* Stated exercise:
Copy all lines holding the word "dans" from the entries.
-- start Entries provided --
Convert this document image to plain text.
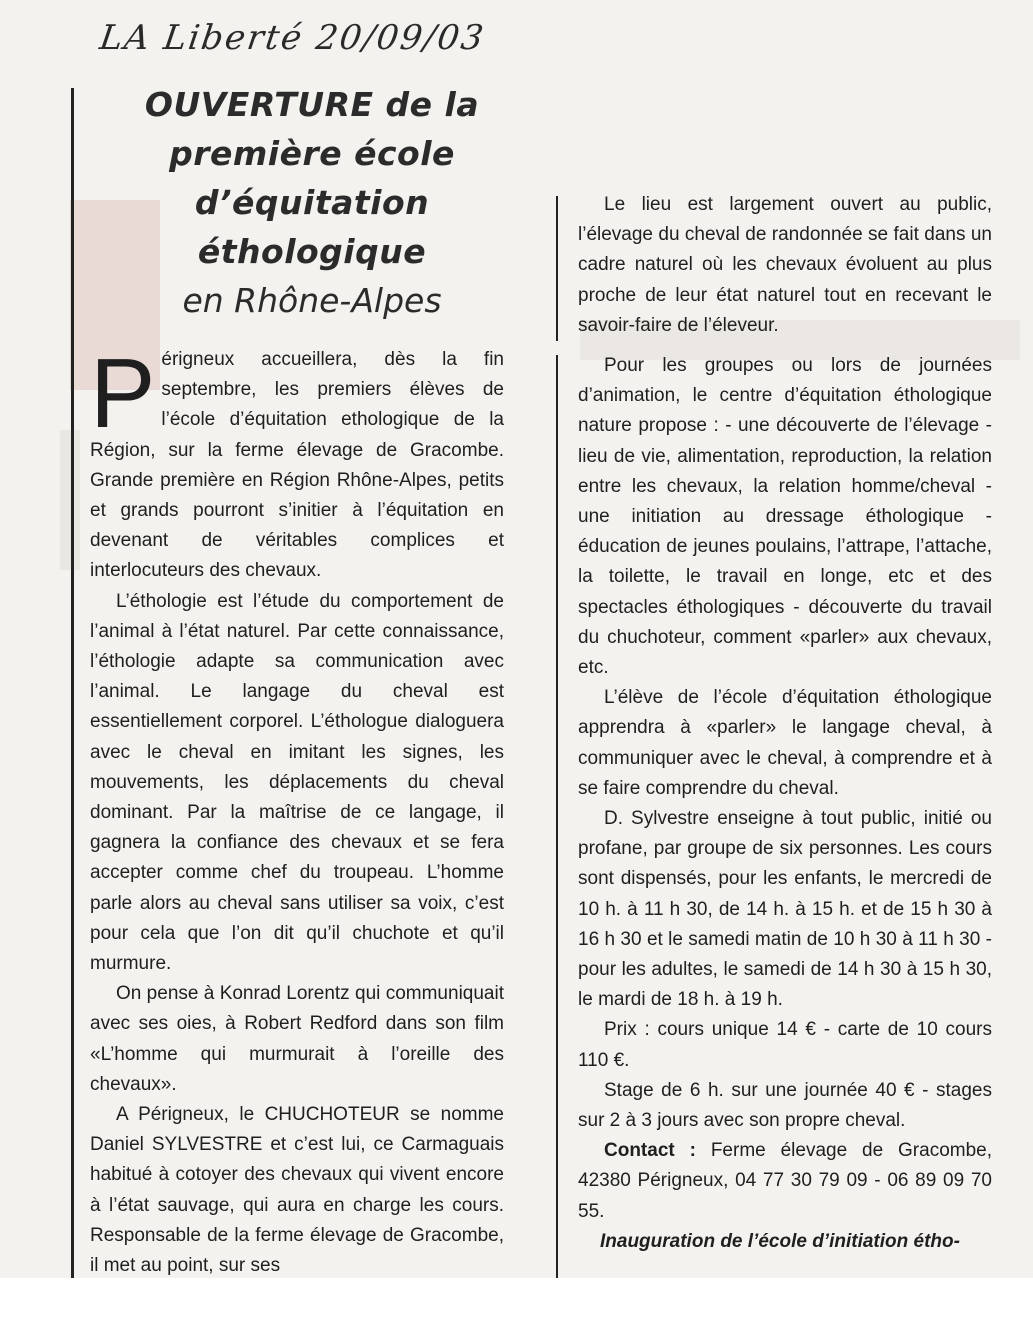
LA Liberté 20/09/03
OUVERTURE de la
première école
d’équitation
éthologique
en Rhône-Alpes

Périgneux accueillera, dès la fin septembre, les premiers élèves de l’école d’équitation ethologique de la Région, sur la ferme élevage de Gracombe. Grande première en Région Rhône-Alpes, petits et grands pourront s’initier à l’équitation en devenant de véritables complices et interlocuteurs des chevaux.

L’éthologie est l’étude du comportement de l’animal à l’état naturel. Par cette connaissance, l’éthologie adapte sa communication avec l’animal. Le langage du cheval est essentiellement corporel. L’éthologue dialoguera avec le cheval en imitant les signes, les mouvements, les déplacements du cheval dominant. Par la maîtrise de ce langage, il gagnera la confiance des chevaux et se fera accepter comme chef du troupeau. L’homme parle alors au cheval sans utiliser sa voix, c’est pour cela que l’on dit qu’il chuchote et qu’il murmure.

On pense à Konrad Lorentz qui communiquait avec ses oies, à Robert Redford dans son film «L’homme qui murmurait à l’oreille des chevaux».

A Périgneux, le CHUCHOTEUR se nomme Daniel SYLVESTRE et c’est lui, ce Carmaguais habitué à cotoyer des chevaux qui vivent encore à l’état sauvage, qui aura en charge les cours. Responsable de la ferme élevage de Gracombe, il met au point, sur ses

Le lieu est largement ouvert au public, l’élevage du cheval de randonnée se fait dans un cadre naturel où les chevaux évoluent au plus proche de leur état naturel tout en recevant le savoir-faire de l’éleveur.

Pour les groupes ou lors de journées d’animation, le centre d’équitation éthologique nature propose : - une découverte de l’élevage - lieu de vie, alimentation, reproduction, la relation entre les chevaux, la relation homme/cheval - une initiation au dressage éthologique - éducation de jeunes poulains, l’attrape, l’attache, la toilette, le travail en longe, etc et des spectacles éthologiques - découverte du travail du chuchoteur, comment «parler» aux chevaux, etc.

L’élève de l’école d’équitation éthologique apprendra à «parler» le langage cheval, à communiquer avec le cheval, à comprendre et à se faire comprendre du cheval.

D. Sylvestre enseigne à tout public, initié ou profane, par groupe de six personnes. Les cours sont dispensés, pour les enfants, le mercredi de 10 h. à 11 h 30, de 14 h. à 15 h. et de 15 h 30 à 16 h 30 et le samedi matin de 10 h 30 à 11 h 30 - pour les adultes, le samedi de 14 h 30 à 15 h 30, le mardi de 18 h. à 19 h.

Prix : cours unique 14 € - carte de 10 cours 110 €.

Stage de 6 h. sur une journée 40 € - stages sur 2 à 3 jours avec son propre cheval.

Contact : Ferme élevage de Gracombe, 42380 Périgneux, 04 77 30 79 09 - 06 89 09 70 55.

Inauguration de l’école d’initiation étho-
-- end Entries provided --
* Solved problem:
On pense à Konrad Lorentz qui communiquait avec ses oies, à Robert Redford dans son film «L’homme qui murmurait à l’oreille des chevaux».
Le lieu est largement ouvert au public, l’élevage du cheval de randonnée se fait dans un cadre naturel où les chevaux évoluent au plus proche de leur état naturel tout en recevant le savoir-faire de l’éleveur.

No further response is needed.